Exercise instructions
Send back all the data below, exactly as given.

-------- Stored data

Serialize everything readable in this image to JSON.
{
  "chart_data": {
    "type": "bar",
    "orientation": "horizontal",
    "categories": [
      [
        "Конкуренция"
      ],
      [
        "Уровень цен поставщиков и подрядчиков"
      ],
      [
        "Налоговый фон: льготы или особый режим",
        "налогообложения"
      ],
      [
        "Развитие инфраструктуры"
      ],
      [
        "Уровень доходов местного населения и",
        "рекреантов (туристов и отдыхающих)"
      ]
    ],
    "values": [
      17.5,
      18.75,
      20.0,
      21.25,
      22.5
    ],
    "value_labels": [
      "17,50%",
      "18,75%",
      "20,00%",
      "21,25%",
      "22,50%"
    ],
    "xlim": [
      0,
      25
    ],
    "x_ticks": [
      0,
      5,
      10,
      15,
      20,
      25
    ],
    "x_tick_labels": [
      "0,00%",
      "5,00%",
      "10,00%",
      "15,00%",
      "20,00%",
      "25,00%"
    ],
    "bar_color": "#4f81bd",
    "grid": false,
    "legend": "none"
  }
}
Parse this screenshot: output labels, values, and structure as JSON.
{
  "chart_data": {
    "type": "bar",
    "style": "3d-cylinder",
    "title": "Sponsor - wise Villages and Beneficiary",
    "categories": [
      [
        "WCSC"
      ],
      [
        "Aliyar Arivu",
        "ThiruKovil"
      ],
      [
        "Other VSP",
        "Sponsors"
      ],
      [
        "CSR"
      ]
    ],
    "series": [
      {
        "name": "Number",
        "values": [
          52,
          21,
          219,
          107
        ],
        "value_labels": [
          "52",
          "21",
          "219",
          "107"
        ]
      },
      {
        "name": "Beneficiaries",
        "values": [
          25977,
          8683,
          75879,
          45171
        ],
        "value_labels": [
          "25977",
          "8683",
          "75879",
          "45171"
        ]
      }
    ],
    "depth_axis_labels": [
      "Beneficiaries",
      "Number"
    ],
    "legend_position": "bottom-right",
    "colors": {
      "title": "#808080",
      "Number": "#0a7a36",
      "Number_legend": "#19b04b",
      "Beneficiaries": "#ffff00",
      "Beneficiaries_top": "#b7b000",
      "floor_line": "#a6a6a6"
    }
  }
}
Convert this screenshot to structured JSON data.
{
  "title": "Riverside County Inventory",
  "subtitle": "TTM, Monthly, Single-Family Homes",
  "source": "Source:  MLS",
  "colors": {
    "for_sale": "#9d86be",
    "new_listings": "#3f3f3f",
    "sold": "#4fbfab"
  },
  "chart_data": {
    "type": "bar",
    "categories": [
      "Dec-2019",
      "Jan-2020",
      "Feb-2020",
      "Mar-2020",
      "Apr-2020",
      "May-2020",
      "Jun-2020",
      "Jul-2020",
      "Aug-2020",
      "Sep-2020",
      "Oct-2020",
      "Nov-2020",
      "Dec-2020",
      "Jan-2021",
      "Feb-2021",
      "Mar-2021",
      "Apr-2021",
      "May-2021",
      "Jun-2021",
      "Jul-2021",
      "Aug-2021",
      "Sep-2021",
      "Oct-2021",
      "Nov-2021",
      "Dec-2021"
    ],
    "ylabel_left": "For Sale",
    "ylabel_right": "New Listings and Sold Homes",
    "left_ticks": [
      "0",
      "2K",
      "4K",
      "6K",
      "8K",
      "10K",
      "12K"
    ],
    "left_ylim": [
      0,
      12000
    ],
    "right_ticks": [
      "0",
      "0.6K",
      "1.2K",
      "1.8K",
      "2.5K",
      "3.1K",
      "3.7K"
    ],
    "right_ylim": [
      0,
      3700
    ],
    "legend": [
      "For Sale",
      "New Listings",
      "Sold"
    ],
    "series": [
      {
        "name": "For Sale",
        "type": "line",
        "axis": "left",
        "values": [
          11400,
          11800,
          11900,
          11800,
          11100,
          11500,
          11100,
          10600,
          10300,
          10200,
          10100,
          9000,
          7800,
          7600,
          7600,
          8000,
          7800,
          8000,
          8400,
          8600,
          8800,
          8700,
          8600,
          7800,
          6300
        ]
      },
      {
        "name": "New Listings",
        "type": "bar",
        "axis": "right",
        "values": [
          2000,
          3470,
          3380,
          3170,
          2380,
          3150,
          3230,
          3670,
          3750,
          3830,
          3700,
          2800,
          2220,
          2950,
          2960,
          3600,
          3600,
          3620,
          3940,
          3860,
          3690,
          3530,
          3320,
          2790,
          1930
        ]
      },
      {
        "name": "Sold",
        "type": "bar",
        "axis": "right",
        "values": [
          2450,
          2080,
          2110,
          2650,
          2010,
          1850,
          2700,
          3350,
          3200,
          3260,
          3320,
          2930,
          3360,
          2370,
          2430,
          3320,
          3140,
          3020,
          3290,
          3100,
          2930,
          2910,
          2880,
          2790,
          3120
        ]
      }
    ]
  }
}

----------------

The result
Serialize everything readable in this image to JSON.
{
  "chart_data": {
    "type": "bar",
    "orientation": "horizontal",
    "categories": [
      [
        "Конкуренция"
      ],
      [
        "Уровень цен поставщиков и подрядчиков"
      ],
      [
        "Налоговый фон: льготы или особый режим",
        "налогообложения"
      ],
      [
        "Развитие инфраструктуры"
      ],
      [
        "Уровень доходов местного населения и",
        "рекреантов (туристов и отдыхающих)"
      ]
    ],
    "values": [
      17.5,
      18.75,
      20.0,
      21.25,
      22.5
    ],
    "value_labels": [
      "17,50%",
      "18,75%",
      "20,00%",
      "21,25%",
      "22,50%"
    ],
    "xlim": [
      0,
      25
    ],
    "x_ticks": [
      0,
      5,
      10,
      15,
      20,
      25
    ],
    "x_tick_labels": [
      "0,00%",
      "5,00%",
      "10,00%",
      "15,00%",
      "20,00%",
      "25,00%"
    ],
    "bar_color": "#4f81bd",
    "grid": false,
    "legend": "none"
  }
}
Parse this screenshot: output labels, values, and structure as JSON.
{
  "chart_data": {
    "type": "bar",
    "style": "3d-cylinder",
    "title": "Sponsor - wise Villages and Beneficiary",
    "categories": [
      [
        "WCSC"
      ],
      [
        "Aliyar Arivu",
        "ThiruKovil"
      ],
      [
        "Other VSP",
        "Sponsors"
      ],
      [
        "CSR"
      ]
    ],
    "series": [
      {
        "name": "Number",
        "values": [
          52,
          21,
          219,
          107
        ],
        "value_labels": [
          "52",
          "21",
          "219",
          "107"
        ]
      },
      {
        "name": "Beneficiaries",
        "values": [
          25977,
          8683,
          75879,
          45171
        ],
        "value_labels": [
          "25977",
          "8683",
          "75879",
          "45171"
        ]
      }
    ],
    "depth_axis_labels": [
      "Beneficiaries",
      "Number"
    ],
    "legend_position": "bottom-right",
    "colors": {
      "title": "#808080",
      "Number": "#0a7a36",
      "Number_legend": "#19b04b",
      "Beneficiaries": "#ffff00",
      "Beneficiaries_top": "#b7b000",
      "floor_line": "#a6a6a6"
    }
  }
}
Convert this screenshot to structured JSON data.
{
  "title": "Riverside County Inventory",
  "subtitle": "TTM, Monthly, Single-Family Homes",
  "source": "Source:  MLS",
  "colors": {
    "for_sale": "#9d86be",
    "new_listings": "#3f3f3f",
    "sold": "#4fbfab"
  },
  "chart_data": {
    "type": "bar",
    "categories": [
      "Dec-2019",
      "Jan-2020",
      "Feb-2020",
      "Mar-2020",
      "Apr-2020",
      "May-2020",
      "Jun-2020",
      "Jul-2020",
      "Aug-2020",
      "Sep-2020",
      "Oct-2020",
      "Nov-2020",
      "Dec-2020",
      "Jan-2021",
      "Feb-2021",
      "Mar-2021",
      "Apr-2021",
      "May-2021",
      "Jun-2021",
      "Jul-2021",
      "Aug-2021",
      "Sep-2021",
      "Oct-2021",
      "Nov-2021",
      "Dec-2021"
    ],
    "ylabel_left": "For Sale",
    "ylabel_right": "New Listings and Sold Homes",
    "left_ticks": [
      "0",
      "2K",
      "4K",
      "6K",
      "8K",
      "10K",
      "12K"
    ],
    "left_ylim": [
      0,
      12000
    ],
    "right_ticks": [
      "0",
      "0.6K",
      "1.2K",
      "1.8K",
      "2.5K",
      "3.1K",
      "3.7K"
    ],
    "right_ylim": [
      0,
      3700
    ],
    "legend": [
      "For Sale",
      "New Listings",
      "Sold"
    ],
    "series": [
      {
        "name": "For Sale",
        "type": "line",
        "axis": "left",
        "values": [
          11400,
          11800,
          11900,
          11800,
          11100,
          11500,
          11100,
          10600,
          10300,
          10200,
          10100,
          9000,
          7800,
          7600,
          7600,
          8000,
          7800,
          8000,
          8400,
          8600,
          8800,
          8700,
          8600,
          7800,
          6300
        ]
      },
      {
        "name": "New Listings",
        "type": "bar",
        "axis": "right",
        "values": [
          2000,
          3470,
          3380,
          3170,
          2380,
          3150,
          3230,
          3670,
          3750,
          3830,
          3700,
          2800,
          2220,
          2950,
          2960,
          3600,
          3600,
          3620,
          3940,
          3860,
          3690,
          3530,
          3320,
          2790,
          1930
        ]
      },
      {
        "name": "Sold",
        "type": "bar",
        "axis": "right",
        "values": [
          2450,
          2080,
          2110,
          2650,
          2010,
          1850,
          2700,
          3350,
          3200,
          3260,
          3320,
          2930,
          3360,
          2370,
          2430,
          3320,
          3140,
          3020,
          3290,
          3100,
          2930,
          2910,
          2880,
          2790,
          3120
        ]
      }
    ]
  }
}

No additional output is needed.